While at Banyenong, Andrew Macredie put together two volumes of silhouettes of friends and neighbours (La Trobe Library), naming each person and often accompanying the silhouette with a quotation. Seventy-seven people are depicted (quite often more than once) in sixty-nine plates. At first glance these appear to be straightforward representations of local pastoralists and their wives, but on closer examination it appears that Andrew Macredie was mildly satirising his fellow landowners. For example, in showing two gentlemen in a discussion he writes: 'They did talk of Discounts and of Cash Accounts’, and of another pastoralist, 'His application was for 1 million acres. Lord of all he surveyed—and His psalm was “The Lord is my Shepherd I shall not want”. But he got a dry country and had to make his own water’. The wit is sharp and dry and the subjects are closely observed.

* **Record set**:
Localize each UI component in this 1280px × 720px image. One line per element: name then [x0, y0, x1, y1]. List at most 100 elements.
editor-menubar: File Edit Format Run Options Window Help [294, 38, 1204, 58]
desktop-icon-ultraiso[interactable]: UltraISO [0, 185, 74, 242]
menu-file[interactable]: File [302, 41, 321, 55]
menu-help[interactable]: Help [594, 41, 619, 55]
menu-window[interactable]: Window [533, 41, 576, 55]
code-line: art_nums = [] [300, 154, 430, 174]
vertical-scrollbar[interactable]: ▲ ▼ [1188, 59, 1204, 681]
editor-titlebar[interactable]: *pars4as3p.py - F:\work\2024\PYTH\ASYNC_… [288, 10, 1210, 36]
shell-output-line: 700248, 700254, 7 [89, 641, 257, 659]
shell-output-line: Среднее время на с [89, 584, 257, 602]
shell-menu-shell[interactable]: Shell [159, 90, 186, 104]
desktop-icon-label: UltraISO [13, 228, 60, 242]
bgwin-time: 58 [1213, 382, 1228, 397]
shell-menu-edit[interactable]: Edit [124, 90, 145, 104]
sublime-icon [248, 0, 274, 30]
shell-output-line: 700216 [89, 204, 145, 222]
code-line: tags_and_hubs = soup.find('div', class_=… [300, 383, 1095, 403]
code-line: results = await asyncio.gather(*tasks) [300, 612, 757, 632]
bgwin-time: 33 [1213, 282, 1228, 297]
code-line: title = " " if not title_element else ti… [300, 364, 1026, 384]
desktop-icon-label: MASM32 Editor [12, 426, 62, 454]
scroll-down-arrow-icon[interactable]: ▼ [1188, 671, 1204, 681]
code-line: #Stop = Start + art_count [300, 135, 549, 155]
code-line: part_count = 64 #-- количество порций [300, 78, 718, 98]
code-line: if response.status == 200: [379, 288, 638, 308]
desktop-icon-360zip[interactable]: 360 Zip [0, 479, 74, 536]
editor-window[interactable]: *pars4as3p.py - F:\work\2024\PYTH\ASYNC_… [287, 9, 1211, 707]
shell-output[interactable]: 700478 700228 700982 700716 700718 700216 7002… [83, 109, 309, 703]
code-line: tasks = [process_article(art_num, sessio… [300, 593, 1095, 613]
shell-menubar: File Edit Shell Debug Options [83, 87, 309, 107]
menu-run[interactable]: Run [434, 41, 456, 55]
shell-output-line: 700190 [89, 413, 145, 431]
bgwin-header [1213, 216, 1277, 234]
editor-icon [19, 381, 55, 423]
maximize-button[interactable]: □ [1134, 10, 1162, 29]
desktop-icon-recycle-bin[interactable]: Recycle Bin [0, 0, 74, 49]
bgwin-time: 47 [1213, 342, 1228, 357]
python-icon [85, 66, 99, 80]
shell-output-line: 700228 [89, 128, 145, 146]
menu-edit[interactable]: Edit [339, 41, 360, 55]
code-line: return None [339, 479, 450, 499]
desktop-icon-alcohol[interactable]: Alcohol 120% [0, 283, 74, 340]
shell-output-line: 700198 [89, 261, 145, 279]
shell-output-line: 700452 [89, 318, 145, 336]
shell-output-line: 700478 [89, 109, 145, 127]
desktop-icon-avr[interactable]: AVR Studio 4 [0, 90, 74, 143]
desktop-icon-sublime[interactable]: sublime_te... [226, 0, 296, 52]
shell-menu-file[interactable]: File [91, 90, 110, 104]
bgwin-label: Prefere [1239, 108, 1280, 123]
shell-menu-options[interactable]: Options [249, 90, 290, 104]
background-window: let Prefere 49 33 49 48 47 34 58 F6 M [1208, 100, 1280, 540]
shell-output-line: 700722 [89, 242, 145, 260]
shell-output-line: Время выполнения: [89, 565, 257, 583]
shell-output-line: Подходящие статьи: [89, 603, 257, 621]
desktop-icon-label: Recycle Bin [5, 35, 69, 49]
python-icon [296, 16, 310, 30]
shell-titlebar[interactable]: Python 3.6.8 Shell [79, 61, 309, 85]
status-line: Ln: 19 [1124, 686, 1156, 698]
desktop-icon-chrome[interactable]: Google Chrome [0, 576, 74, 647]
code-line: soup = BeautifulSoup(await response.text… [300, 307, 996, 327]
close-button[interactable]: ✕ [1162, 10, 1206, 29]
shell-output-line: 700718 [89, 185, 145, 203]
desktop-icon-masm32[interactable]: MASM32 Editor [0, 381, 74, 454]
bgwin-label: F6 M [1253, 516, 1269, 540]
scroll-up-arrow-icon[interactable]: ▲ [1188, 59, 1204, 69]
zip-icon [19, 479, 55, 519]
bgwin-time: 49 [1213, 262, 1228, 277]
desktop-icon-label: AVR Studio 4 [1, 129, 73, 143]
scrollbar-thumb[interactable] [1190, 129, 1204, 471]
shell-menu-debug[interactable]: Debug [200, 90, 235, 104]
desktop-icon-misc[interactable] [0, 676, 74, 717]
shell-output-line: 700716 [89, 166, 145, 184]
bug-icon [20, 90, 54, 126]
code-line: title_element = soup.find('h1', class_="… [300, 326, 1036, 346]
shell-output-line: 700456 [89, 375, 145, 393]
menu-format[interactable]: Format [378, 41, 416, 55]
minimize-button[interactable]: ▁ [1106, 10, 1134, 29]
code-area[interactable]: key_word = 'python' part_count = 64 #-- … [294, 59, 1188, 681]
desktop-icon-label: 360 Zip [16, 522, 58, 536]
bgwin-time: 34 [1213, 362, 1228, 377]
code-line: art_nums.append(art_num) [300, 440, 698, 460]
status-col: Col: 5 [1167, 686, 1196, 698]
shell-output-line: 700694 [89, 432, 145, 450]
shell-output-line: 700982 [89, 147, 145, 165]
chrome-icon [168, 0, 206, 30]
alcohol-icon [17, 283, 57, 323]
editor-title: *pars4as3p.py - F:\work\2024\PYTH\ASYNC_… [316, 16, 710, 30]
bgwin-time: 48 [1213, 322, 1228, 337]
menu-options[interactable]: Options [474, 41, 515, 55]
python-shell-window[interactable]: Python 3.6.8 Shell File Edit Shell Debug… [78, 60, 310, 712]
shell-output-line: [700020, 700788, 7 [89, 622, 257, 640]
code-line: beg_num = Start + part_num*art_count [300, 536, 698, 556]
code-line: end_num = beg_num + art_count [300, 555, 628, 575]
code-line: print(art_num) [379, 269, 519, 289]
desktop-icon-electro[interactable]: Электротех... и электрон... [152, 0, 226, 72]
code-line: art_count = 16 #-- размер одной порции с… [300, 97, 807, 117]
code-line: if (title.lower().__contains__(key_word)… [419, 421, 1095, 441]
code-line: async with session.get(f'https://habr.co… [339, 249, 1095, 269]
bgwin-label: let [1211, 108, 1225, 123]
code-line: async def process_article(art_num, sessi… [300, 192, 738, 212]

* **To-do list**:
a. In the silhouettes text, how many plates show the people Andrew Macredie depicted?
b. Rewrite the silhouettes text between "While at Banyenong, Andrew" and "are closely observed.", inclusive, substituting "acquaintances" for "neighbours".

* **Expected outputs**:
a. Sixty-nine plates.

b.
While at Banyenong, Andrew Macredie put together two volumes of silhouettes of friends and acquaintances (La Trobe Library), naming each person and often accompanying the silhouette with a quotation. Seventy-seven people are depicted (quite often more than once) in sixty-nine plates. At first glance these appear to be straightforward representations of local pastoralists and their wives, but on closer examination it appears that Andrew Macredie was mildly satirising his fellow landowners. For example, in showing two gentlemen in a discussion he writes: 'They did talk of Discounts and of Cash Accounts’, and of another pastoralist, 'His application was for 1 million acres. Lord of all he surveyed—and His psalm was “The Lord is my Shepherd I shall not want”. But he got a dry country and had to make his own water’. The wit is sharp and dry and the subjects are closely observed.